--- Begin Material provided ---

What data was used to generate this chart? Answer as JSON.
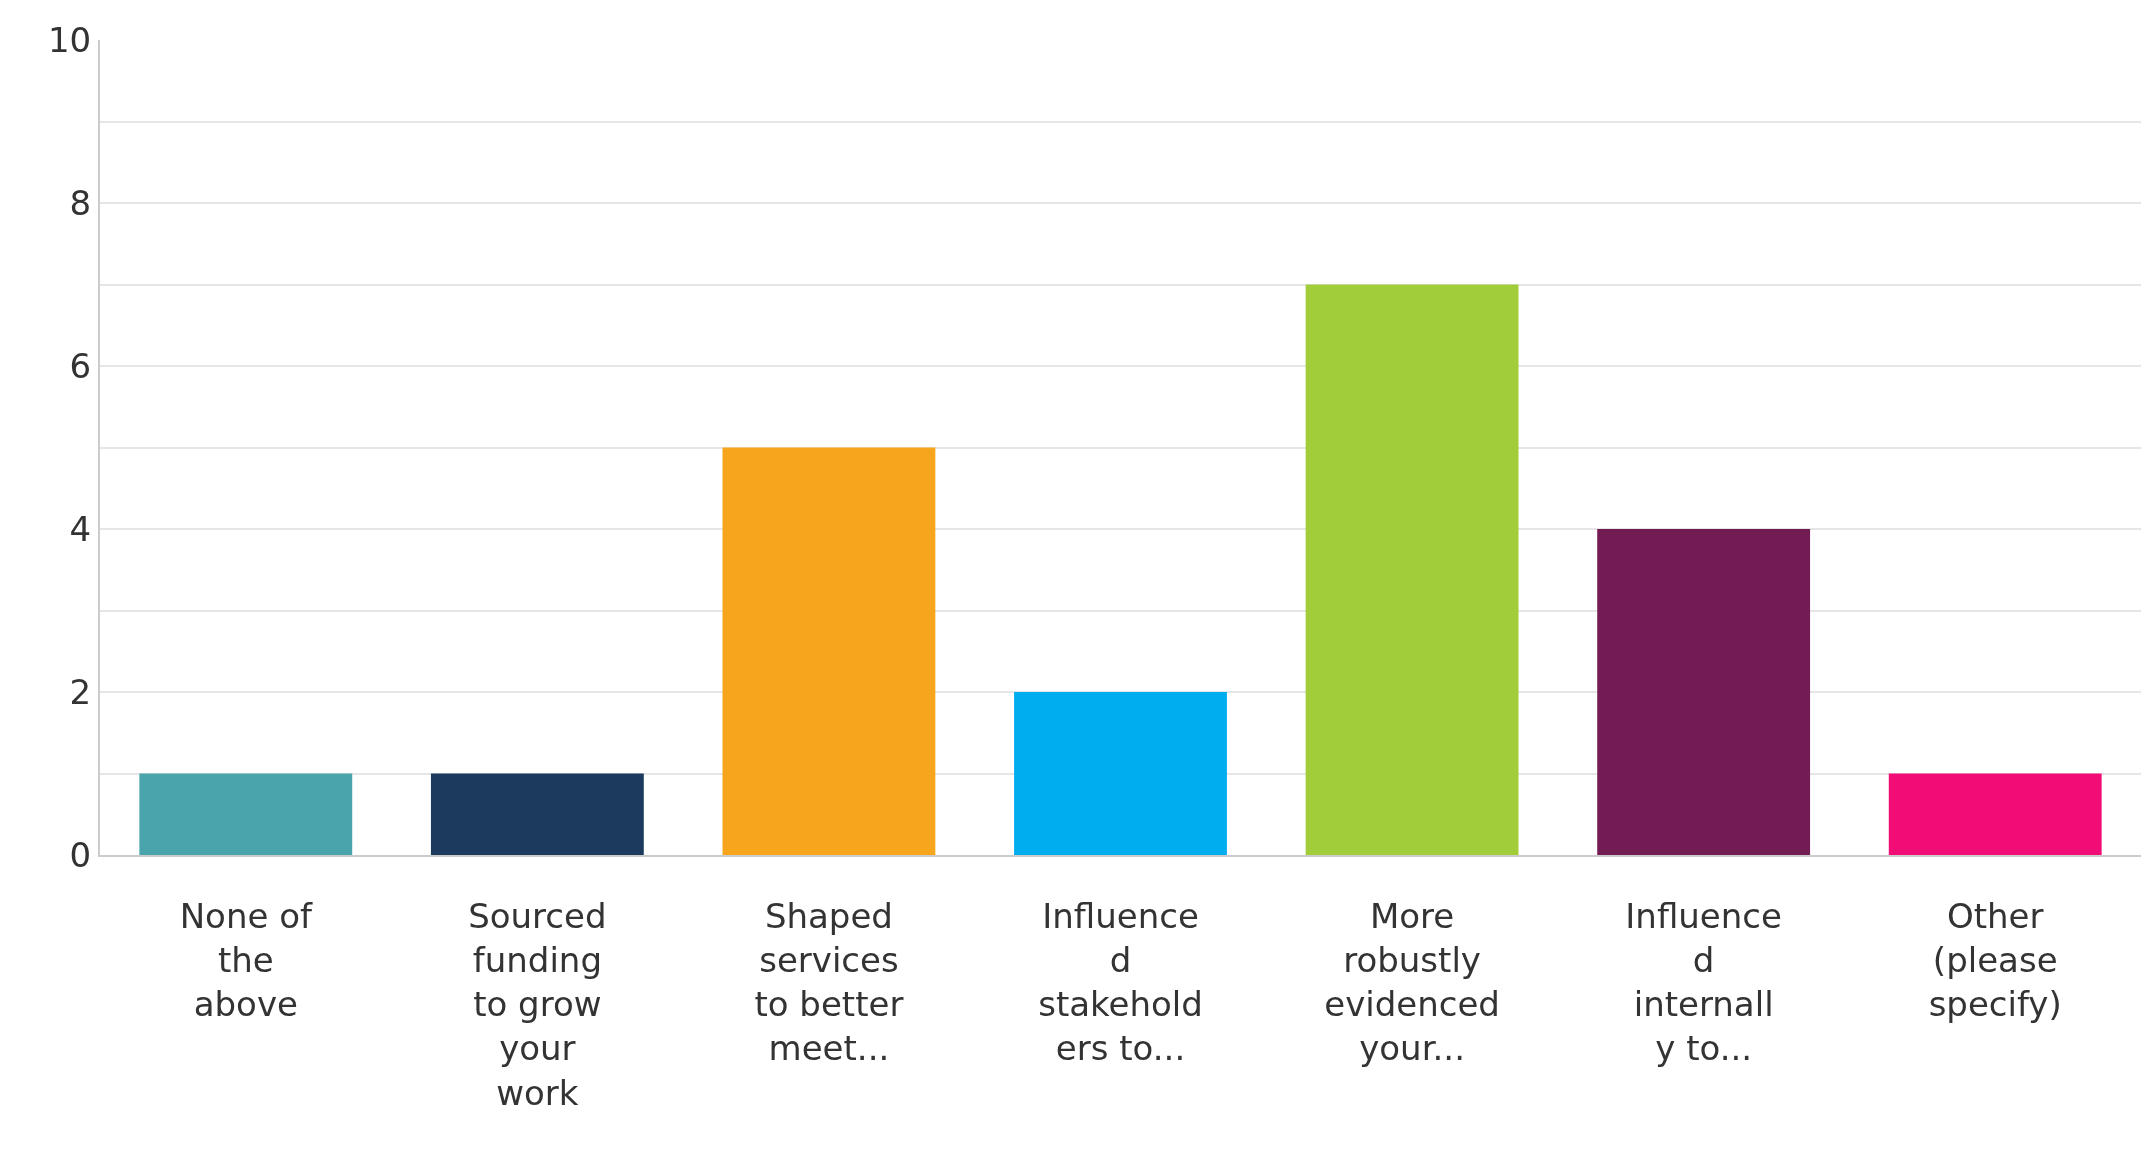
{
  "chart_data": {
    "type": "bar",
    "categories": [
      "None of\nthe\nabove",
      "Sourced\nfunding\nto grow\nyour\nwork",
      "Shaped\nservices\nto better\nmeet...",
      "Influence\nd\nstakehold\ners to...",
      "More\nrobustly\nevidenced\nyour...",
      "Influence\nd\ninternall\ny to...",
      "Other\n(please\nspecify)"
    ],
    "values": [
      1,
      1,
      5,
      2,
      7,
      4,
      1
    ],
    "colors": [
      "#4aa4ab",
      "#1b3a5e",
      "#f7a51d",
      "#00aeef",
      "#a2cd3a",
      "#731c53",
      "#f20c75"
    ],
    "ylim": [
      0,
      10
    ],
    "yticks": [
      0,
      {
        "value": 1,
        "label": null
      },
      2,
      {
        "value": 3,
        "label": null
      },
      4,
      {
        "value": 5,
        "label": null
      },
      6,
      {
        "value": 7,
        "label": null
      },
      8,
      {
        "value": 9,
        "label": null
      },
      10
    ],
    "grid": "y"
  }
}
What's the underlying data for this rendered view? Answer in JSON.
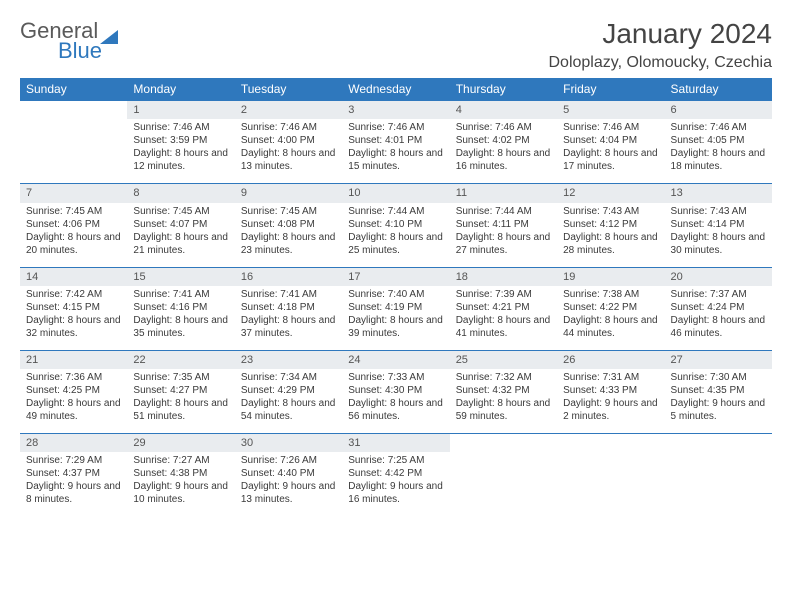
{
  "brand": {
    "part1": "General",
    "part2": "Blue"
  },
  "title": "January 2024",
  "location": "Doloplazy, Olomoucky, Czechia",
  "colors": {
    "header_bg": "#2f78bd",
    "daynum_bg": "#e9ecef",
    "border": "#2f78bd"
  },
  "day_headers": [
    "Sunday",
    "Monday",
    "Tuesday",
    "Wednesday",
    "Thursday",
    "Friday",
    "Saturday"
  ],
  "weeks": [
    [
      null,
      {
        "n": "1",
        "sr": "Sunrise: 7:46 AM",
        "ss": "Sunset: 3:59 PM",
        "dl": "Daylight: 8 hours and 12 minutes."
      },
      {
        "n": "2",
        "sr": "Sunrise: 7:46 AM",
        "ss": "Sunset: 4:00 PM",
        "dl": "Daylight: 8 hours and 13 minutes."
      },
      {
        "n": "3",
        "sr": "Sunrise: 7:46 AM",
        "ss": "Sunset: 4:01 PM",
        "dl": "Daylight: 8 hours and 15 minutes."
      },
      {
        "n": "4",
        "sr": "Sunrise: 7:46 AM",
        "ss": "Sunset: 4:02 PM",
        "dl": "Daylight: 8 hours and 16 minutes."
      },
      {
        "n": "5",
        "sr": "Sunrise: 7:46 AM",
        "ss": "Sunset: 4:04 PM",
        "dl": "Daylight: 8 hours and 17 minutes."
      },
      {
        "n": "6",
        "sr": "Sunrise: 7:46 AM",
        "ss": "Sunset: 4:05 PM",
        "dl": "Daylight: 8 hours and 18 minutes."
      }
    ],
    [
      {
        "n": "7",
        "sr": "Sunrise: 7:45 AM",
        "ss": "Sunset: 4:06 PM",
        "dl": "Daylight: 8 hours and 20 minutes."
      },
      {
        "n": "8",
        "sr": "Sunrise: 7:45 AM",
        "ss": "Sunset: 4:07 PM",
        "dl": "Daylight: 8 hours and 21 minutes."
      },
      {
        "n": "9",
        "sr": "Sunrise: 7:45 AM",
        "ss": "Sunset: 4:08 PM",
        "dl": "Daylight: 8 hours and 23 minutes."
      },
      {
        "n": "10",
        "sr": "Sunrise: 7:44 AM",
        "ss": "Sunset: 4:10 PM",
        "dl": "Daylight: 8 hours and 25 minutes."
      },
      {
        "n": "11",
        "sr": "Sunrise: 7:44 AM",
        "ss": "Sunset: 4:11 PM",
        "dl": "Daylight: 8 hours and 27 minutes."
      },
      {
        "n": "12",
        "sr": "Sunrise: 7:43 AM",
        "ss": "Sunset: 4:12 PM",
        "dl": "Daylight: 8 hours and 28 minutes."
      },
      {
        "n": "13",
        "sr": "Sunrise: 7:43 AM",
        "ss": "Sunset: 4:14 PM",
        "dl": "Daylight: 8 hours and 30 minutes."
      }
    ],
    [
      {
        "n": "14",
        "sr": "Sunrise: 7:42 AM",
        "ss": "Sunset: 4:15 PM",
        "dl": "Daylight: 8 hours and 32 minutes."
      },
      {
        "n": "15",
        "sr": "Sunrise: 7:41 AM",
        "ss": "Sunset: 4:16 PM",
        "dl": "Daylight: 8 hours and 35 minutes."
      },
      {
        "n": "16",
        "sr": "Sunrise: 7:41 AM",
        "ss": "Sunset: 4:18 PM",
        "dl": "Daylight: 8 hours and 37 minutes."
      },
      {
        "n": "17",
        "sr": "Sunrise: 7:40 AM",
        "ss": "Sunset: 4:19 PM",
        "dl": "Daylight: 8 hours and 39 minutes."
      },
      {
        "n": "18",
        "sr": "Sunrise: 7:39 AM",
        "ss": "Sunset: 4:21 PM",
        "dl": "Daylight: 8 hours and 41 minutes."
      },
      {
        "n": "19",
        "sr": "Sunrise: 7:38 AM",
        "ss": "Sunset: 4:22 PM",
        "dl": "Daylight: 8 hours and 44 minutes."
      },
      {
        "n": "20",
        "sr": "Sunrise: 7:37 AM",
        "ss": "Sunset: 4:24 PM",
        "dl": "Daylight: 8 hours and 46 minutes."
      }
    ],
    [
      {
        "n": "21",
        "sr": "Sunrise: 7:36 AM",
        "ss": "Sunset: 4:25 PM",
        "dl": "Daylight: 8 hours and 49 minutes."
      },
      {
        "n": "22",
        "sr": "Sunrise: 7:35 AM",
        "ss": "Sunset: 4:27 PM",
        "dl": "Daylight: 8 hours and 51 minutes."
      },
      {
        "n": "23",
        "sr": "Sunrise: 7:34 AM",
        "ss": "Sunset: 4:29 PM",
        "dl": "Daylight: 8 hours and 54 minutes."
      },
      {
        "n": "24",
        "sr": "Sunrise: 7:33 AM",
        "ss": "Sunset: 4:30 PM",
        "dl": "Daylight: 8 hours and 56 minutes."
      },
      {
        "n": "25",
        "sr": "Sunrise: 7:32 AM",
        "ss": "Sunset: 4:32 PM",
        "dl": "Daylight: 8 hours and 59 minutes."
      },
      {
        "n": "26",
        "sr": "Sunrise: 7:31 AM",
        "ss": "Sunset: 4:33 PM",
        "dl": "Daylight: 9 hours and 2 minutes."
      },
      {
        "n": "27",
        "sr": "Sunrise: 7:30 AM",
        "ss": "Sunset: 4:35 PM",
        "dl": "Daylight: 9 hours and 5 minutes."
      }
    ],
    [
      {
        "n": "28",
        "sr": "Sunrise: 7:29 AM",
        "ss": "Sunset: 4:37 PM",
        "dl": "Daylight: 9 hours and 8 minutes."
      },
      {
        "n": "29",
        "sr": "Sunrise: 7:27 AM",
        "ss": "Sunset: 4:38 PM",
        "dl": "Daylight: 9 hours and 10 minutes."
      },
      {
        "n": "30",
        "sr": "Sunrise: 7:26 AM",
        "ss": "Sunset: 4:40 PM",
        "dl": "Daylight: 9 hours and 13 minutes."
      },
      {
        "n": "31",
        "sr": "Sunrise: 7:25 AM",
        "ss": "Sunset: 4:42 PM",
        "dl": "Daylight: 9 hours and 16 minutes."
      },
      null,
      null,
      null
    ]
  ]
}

--- End Material provided ---

Every entry must be transcribed exactly. Pictures do not belong in the copy.

> [Complete response]
What data was used to generate this chart? Answer as JSON.
{
  "chart_data": {
    "type": "bar",
    "categories": [
      "None of\nthe\nabove",
      "Sourced\nfunding\nto grow\nyour\nwork",
      "Shaped\nservices\nto better\nmeet...",
      "Influence\nd\nstakehold\ners to...",
      "More\nrobustly\nevidenced\nyour...",
      "Influence\nd\ninternall\ny to...",
      "Other\n(please\nspecify)"
    ],
    "values": [
      1,
      1,
      5,
      2,
      7,
      4,
      1
    ],
    "colors": [
      "#4aa4ab",
      "#1b3a5e",
      "#f7a51d",
      "#00aeef",
      "#a2cd3a",
      "#731c53",
      "#f20c75"
    ],
    "ylim": [
      0,
      10
    ],
    "yticks": [
      0,
      {
        "value": 1,
        "label": null
      },
      2,
      {
        "value": 3,
        "label": null
      },
      4,
      {
        "value": 5,
        "label": null
      },
      6,
      {
        "value": 7,
        "label": null
      },
      8,
      {
        "value": 9,
        "label": null
      },
      10
    ],
    "grid": "y"
  }
}
What's the underlying data for this rendered view? Answer in JSON.
{
  "brand": {
    "part1": "General",
    "part2": "Blue"
  },
  "title": "January 2024",
  "location": "Doloplazy, Olomoucky, Czechia",
  "colors": {
    "header_bg": "#2f78bd",
    "daynum_bg": "#e9ecef",
    "border": "#2f78bd"
  },
  "day_headers": [
    "Sunday",
    "Monday",
    "Tuesday",
    "Wednesday",
    "Thursday",
    "Friday",
    "Saturday"
  ],
  "weeks": [
    [
      null,
      {
        "n": "1",
        "sr": "Sunrise: 7:46 AM",
        "ss": "Sunset: 3:59 PM",
        "dl": "Daylight: 8 hours and 12 minutes."
      },
      {
        "n": "2",
        "sr": "Sunrise: 7:46 AM",
        "ss": "Sunset: 4:00 PM",
        "dl": "Daylight: 8 hours and 13 minutes."
      },
      {
        "n": "3",
        "sr": "Sunrise: 7:46 AM",
        "ss": "Sunset: 4:01 PM",
        "dl": "Daylight: 8 hours and 15 minutes."
      },
      {
        "n": "4",
        "sr": "Sunrise: 7:46 AM",
        "ss": "Sunset: 4:02 PM",
        "dl": "Daylight: 8 hours and 16 minutes."
      },
      {
        "n": "5",
        "sr": "Sunrise: 7:46 AM",
        "ss": "Sunset: 4:04 PM",
        "dl": "Daylight: 8 hours and 17 minutes."
      },
      {
        "n": "6",
        "sr": "Sunrise: 7:46 AM",
        "ss": "Sunset: 4:05 PM",
        "dl": "Daylight: 8 hours and 18 minutes."
      }
    ],
    [
      {
        "n": "7",
        "sr": "Sunrise: 7:45 AM",
        "ss": "Sunset: 4:06 PM",
        "dl": "Daylight: 8 hours and 20 minutes."
      },
      {
        "n": "8",
        "sr": "Sunrise: 7:45 AM",
        "ss": "Sunset: 4:07 PM",
        "dl": "Daylight: 8 hours and 21 minutes."
      },
      {
        "n": "9",
        "sr": "Sunrise: 7:45 AM",
        "ss": "Sunset: 4:08 PM",
        "dl": "Daylight: 8 hours and 23 minutes."
      },
      {
        "n": "10",
        "sr": "Sunrise: 7:44 AM",
        "ss": "Sunset: 4:10 PM",
        "dl": "Daylight: 8 hours and 25 minutes."
      },
      {
        "n": "11",
        "sr": "Sunrise: 7:44 AM",
        "ss": "Sunset: 4:11 PM",
        "dl": "Daylight: 8 hours and 27 minutes."
      },
      {
        "n": "12",
        "sr": "Sunrise: 7:43 AM",
        "ss": "Sunset: 4:12 PM",
        "dl": "Daylight: 8 hours and 28 minutes."
      },
      {
        "n": "13",
        "sr": "Sunrise: 7:43 AM",
        "ss": "Sunset: 4:14 PM",
        "dl": "Daylight: 8 hours and 30 minutes."
      }
    ],
    [
      {
        "n": "14",
        "sr": "Sunrise: 7:42 AM",
        "ss": "Sunset: 4:15 PM",
        "dl": "Daylight: 8 hours and 32 minutes."
      },
      {
        "n": "15",
        "sr": "Sunrise: 7:41 AM",
        "ss": "Sunset: 4:16 PM",
        "dl": "Daylight: 8 hours and 35 minutes."
      },
      {
        "n": "16",
        "sr": "Sunrise: 7:41 AM",
        "ss": "Sunset: 4:18 PM",
        "dl": "Daylight: 8 hours and 37 minutes."
      },
      {
        "n": "17",
        "sr": "Sunrise: 7:40 AM",
        "ss": "Sunset: 4:19 PM",
        "dl": "Daylight: 8 hours and 39 minutes."
      },
      {
        "n": "18",
        "sr": "Sunrise: 7:39 AM",
        "ss": "Sunset: 4:21 PM",
        "dl": "Daylight: 8 hours and 41 minutes."
      },
      {
        "n": "19",
        "sr": "Sunrise: 7:38 AM",
        "ss": "Sunset: 4:22 PM",
        "dl": "Daylight: 8 hours and 44 minutes."
      },
      {
        "n": "20",
        "sr": "Sunrise: 7:37 AM",
        "ss": "Sunset: 4:24 PM",
        "dl": "Daylight: 8 hours and 46 minutes."
      }
    ],
    [
      {
        "n": "21",
        "sr": "Sunrise: 7:36 AM",
        "ss": "Sunset: 4:25 PM",
        "dl": "Daylight: 8 hours and 49 minutes."
      },
      {
        "n": "22",
        "sr": "Sunrise: 7:35 AM",
        "ss": "Sunset: 4:27 PM",
        "dl": "Daylight: 8 hours and 51 minutes."
      },
      {
        "n": "23",
        "sr": "Sunrise: 7:34 AM",
        "ss": "Sunset: 4:29 PM",
        "dl": "Daylight: 8 hours and 54 minutes."
      },
      {
        "n": "24",
        "sr": "Sunrise: 7:33 AM",
        "ss": "Sunset: 4:30 PM",
        "dl": "Daylight: 8 hours and 56 minutes."
      },
      {
        "n": "25",
        "sr": "Sunrise: 7:32 AM",
        "ss": "Sunset: 4:32 PM",
        "dl": "Daylight: 8 hours and 59 minutes."
      },
      {
        "n": "26",
        "sr": "Sunrise: 7:31 AM",
        "ss": "Sunset: 4:33 PM",
        "dl": "Daylight: 9 hours and 2 minutes."
      },
      {
        "n": "27",
        "sr": "Sunrise: 7:30 AM",
        "ss": "Sunset: 4:35 PM",
        "dl": "Daylight: 9 hours and 5 minutes."
      }
    ],
    [
      {
        "n": "28",
        "sr": "Sunrise: 7:29 AM",
        "ss": "Sunset: 4:37 PM",
        "dl": "Daylight: 9 hours and 8 minutes."
      },
      {
        "n": "29",
        "sr": "Sunrise: 7:27 AM",
        "ss": "Sunset: 4:38 PM",
        "dl": "Daylight: 9 hours and 10 minutes."
      },
      {
        "n": "30",
        "sr": "Sunrise: 7:26 AM",
        "ss": "Sunset: 4:40 PM",
        "dl": "Daylight: 9 hours and 13 minutes."
      },
      {
        "n": "31",
        "sr": "Sunrise: 7:25 AM",
        "ss": "Sunset: 4:42 PM",
        "dl": "Daylight: 9 hours and 16 minutes."
      },
      null,
      null,
      null
    ]
  ]
}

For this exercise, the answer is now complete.